--- Start Record set ---

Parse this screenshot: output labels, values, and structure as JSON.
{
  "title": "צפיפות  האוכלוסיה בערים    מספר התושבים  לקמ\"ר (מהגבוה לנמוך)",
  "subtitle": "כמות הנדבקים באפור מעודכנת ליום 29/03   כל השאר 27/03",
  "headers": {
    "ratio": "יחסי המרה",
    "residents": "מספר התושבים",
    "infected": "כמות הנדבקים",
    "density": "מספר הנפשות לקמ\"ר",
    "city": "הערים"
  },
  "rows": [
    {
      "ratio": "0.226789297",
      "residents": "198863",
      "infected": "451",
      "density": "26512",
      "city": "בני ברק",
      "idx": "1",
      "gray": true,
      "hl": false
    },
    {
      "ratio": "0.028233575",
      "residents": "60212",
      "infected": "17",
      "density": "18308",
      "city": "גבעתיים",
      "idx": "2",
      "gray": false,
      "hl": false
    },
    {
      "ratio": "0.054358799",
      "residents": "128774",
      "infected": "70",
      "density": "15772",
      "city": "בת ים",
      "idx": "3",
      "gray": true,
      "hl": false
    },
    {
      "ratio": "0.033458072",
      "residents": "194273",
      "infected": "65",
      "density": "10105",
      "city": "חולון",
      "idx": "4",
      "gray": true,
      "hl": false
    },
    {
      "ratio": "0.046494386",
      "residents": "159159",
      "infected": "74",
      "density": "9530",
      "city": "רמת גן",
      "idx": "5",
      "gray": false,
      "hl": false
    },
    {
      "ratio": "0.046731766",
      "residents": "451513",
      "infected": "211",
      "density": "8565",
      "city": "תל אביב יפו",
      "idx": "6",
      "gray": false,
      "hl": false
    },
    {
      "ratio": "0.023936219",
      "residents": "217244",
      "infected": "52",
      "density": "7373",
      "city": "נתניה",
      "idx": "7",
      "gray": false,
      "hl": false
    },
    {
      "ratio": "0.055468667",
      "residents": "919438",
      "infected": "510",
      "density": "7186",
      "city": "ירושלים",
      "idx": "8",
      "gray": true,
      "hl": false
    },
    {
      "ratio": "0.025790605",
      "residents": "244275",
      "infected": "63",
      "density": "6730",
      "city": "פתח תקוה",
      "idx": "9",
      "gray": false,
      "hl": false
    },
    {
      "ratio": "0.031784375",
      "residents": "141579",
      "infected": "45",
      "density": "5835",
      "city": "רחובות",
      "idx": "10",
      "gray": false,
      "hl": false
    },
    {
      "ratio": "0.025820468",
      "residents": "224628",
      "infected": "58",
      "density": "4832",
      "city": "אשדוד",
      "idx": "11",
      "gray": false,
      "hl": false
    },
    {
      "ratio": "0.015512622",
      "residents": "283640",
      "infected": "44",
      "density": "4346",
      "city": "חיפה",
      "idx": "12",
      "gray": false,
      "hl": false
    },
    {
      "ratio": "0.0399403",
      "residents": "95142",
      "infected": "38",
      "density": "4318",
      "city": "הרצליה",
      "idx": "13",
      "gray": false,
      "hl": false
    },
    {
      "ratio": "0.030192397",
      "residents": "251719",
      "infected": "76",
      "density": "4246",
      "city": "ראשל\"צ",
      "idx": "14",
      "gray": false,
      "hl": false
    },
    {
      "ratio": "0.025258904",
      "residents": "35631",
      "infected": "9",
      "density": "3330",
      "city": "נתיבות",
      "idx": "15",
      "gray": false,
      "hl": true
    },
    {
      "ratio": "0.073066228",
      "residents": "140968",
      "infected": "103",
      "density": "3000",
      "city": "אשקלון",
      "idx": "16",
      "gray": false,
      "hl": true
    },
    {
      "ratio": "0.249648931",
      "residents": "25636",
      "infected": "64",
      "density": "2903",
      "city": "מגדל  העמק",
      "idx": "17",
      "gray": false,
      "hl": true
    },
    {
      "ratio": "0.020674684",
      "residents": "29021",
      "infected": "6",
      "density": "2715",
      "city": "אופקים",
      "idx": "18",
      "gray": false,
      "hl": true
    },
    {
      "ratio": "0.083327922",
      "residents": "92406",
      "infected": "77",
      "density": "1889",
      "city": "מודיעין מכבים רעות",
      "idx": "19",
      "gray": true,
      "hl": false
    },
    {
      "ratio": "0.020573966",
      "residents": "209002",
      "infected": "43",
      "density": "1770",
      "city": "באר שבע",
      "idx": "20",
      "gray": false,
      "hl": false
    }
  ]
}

--- End Record set ---

Task details: Reproduce all of the material above word for word.

Response to this task:
Parse this screenshot: output labels, values, and structure as JSON.
{
  "title": "צפיפות  האוכלוסיה בערים    מספר התושבים  לקמ\"ר (מהגבוה לנמוך)",
  "subtitle": "כמות הנדבקים באפור מעודכנת ליום 29/03   כל השאר 27/03",
  "headers": {
    "ratio": "יחסי המרה",
    "residents": "מספר התושבים",
    "infected": "כמות הנדבקים",
    "density": "מספר הנפשות לקמ\"ר",
    "city": "הערים"
  },
  "rows": [
    {
      "ratio": "0.226789297",
      "residents": "198863",
      "infected": "451",
      "density": "26512",
      "city": "בני ברק",
      "idx": "1",
      "gray": true,
      "hl": false
    },
    {
      "ratio": "0.028233575",
      "residents": "60212",
      "infected": "17",
      "density": "18308",
      "city": "גבעתיים",
      "idx": "2",
      "gray": false,
      "hl": false
    },
    {
      "ratio": "0.054358799",
      "residents": "128774",
      "infected": "70",
      "density": "15772",
      "city": "בת ים",
      "idx": "3",
      "gray": true,
      "hl": false
    },
    {
      "ratio": "0.033458072",
      "residents": "194273",
      "infected": "65",
      "density": "10105",
      "city": "חולון",
      "idx": "4",
      "gray": true,
      "hl": false
    },
    {
      "ratio": "0.046494386",
      "residents": "159159",
      "infected": "74",
      "density": "9530",
      "city": "רמת גן",
      "idx": "5",
      "gray": false,
      "hl": false
    },
    {
      "ratio": "0.046731766",
      "residents": "451513",
      "infected": "211",
      "density": "8565",
      "city": "תל אביב יפו",
      "idx": "6",
      "gray": false,
      "hl": false
    },
    {
      "ratio": "0.023936219",
      "residents": "217244",
      "infected": "52",
      "density": "7373",
      "city": "נתניה",
      "idx": "7",
      "gray": false,
      "hl": false
    },
    {
      "ratio": "0.055468667",
      "residents": "919438",
      "infected": "510",
      "density": "7186",
      "city": "ירושלים",
      "idx": "8",
      "gray": true,
      "hl": false
    },
    {
      "ratio": "0.025790605",
      "residents": "244275",
      "infected": "63",
      "density": "6730",
      "city": "פתח תקוה",
      "idx": "9",
      "gray": false,
      "hl": false
    },
    {
      "ratio": "0.031784375",
      "residents": "141579",
      "infected": "45",
      "density": "5835",
      "city": "רחובות",
      "idx": "10",
      "gray": false,
      "hl": false
    },
    {
      "ratio": "0.025820468",
      "residents": "224628",
      "infected": "58",
      "density": "4832",
      "city": "אשדוד",
      "idx": "11",
      "gray": false,
      "hl": false
    },
    {
      "ratio": "0.015512622",
      "residents": "283640",
      "infected": "44",
      "density": "4346",
      "city": "חיפה",
      "idx": "12",
      "gray": false,
      "hl": false
    },
    {
      "ratio": "0.0399403",
      "residents": "95142",
      "infected": "38",
      "density": "4318",
      "city": "הרצליה",
      "idx": "13",
      "gray": false,
      "hl": false
    },
    {
      "ratio": "0.030192397",
      "residents": "251719",
      "infected": "76",
      "density": "4246",
      "city": "ראשל\"צ",
      "idx": "14",
      "gray": false,
      "hl": false
    },
    {
      "ratio": "0.025258904",
      "residents": "35631",
      "infected": "9",
      "density": "3330",
      "city": "נתיבות",
      "idx": "15",
      "gray": false,
      "hl": true
    },
    {
      "ratio": "0.073066228",
      "residents": "140968",
      "infected": "103",
      "density": "3000",
      "city": "אשקלון",
      "idx": "16",
      "gray": false,
      "hl": true
    },
    {
      "ratio": "0.249648931",
      "residents": "25636",
      "infected": "64",
      "density": "2903",
      "city": "מגדל  העמק",
      "idx": "17",
      "gray": false,
      "hl": true
    },
    {
      "ratio": "0.020674684",
      "residents": "29021",
      "infected": "6",
      "density": "2715",
      "city": "אופקים",
      "idx": "18",
      "gray": false,
      "hl": true
    },
    {
      "ratio": "0.083327922",
      "residents": "92406",
      "infected": "77",
      "density": "1889",
      "city": "מודיעין מכבים רעות",
      "idx": "19",
      "gray": true,
      "hl": false
    },
    {
      "ratio": "0.020573966",
      "residents": "209002",
      "infected": "43",
      "density": "1770",
      "city": "באר שבע",
      "idx": "20",
      "gray": false,
      "hl": false
    }
  ]
}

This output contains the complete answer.